Stored records:
================

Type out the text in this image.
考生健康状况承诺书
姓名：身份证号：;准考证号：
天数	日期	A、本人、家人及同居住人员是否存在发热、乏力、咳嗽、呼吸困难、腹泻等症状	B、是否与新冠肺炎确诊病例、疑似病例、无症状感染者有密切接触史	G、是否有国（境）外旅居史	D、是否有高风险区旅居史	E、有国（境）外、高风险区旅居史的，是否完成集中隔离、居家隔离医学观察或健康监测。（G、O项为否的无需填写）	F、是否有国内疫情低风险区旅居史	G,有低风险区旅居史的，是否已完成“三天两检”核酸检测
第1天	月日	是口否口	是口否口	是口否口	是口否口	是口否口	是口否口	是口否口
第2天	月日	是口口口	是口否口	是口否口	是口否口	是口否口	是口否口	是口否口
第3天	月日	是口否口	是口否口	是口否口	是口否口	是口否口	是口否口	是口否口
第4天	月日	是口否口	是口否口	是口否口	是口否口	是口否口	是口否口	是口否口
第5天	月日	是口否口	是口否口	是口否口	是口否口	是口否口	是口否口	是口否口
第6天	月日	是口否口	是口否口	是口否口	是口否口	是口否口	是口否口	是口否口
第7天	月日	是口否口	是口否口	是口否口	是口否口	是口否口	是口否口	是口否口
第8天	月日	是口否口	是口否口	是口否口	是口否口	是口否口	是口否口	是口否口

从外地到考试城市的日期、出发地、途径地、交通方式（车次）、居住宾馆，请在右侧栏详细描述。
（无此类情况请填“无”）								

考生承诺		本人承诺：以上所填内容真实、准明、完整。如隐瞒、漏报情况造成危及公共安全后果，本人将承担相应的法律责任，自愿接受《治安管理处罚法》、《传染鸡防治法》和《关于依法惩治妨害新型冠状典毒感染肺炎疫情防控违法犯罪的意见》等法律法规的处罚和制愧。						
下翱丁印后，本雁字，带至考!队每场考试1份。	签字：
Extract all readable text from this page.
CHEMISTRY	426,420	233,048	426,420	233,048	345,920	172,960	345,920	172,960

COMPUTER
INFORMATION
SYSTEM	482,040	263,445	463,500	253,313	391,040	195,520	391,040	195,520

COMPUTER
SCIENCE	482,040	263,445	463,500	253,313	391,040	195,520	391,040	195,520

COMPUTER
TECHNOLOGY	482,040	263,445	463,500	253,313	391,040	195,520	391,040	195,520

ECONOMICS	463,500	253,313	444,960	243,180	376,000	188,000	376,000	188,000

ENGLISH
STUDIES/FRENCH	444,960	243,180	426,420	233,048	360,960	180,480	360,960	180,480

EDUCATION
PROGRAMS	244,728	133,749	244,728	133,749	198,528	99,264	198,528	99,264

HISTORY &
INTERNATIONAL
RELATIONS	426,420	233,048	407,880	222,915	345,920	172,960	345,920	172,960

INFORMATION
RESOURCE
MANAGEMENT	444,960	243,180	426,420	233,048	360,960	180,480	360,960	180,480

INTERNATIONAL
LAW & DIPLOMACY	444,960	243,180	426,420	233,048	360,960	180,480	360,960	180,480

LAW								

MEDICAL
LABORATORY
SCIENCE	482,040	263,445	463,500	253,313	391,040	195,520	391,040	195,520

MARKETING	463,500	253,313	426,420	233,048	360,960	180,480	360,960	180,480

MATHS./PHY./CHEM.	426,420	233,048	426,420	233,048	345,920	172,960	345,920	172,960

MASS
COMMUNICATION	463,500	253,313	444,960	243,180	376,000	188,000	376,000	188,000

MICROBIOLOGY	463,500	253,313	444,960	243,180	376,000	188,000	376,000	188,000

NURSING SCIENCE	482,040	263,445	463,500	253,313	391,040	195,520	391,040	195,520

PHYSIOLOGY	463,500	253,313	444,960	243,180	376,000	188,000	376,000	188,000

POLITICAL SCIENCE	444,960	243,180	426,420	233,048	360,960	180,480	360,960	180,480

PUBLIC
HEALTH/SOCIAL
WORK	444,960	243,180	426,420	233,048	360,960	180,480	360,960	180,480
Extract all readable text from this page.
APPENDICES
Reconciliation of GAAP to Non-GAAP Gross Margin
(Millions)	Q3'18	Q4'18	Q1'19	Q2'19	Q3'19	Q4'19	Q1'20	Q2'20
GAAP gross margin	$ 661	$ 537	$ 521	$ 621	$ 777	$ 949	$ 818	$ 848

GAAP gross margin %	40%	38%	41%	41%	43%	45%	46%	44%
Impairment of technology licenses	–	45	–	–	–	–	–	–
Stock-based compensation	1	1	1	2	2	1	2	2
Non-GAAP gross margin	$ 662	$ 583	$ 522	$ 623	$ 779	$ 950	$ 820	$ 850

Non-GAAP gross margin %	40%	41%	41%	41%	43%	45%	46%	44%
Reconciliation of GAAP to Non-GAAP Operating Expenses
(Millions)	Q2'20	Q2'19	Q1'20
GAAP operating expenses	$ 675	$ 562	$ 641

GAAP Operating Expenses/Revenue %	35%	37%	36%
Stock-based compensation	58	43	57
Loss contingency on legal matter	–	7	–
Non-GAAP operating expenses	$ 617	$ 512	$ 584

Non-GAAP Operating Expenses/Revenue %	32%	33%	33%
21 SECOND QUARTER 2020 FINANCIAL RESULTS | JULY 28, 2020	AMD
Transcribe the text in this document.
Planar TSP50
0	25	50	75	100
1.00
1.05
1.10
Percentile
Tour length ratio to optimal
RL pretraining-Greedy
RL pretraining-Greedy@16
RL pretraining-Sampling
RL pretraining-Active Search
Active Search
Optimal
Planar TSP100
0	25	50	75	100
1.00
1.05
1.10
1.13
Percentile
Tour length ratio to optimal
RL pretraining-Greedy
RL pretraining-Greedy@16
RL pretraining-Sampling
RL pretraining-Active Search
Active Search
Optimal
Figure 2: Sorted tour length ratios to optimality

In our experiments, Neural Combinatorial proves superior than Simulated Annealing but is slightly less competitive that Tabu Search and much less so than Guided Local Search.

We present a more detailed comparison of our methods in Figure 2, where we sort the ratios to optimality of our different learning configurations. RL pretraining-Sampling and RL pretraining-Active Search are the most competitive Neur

================

WHAT THE EXERCISE ASKS: For the records above, state how many lines include the string "ratios", giving the number and nothing else.

ANSWER: 2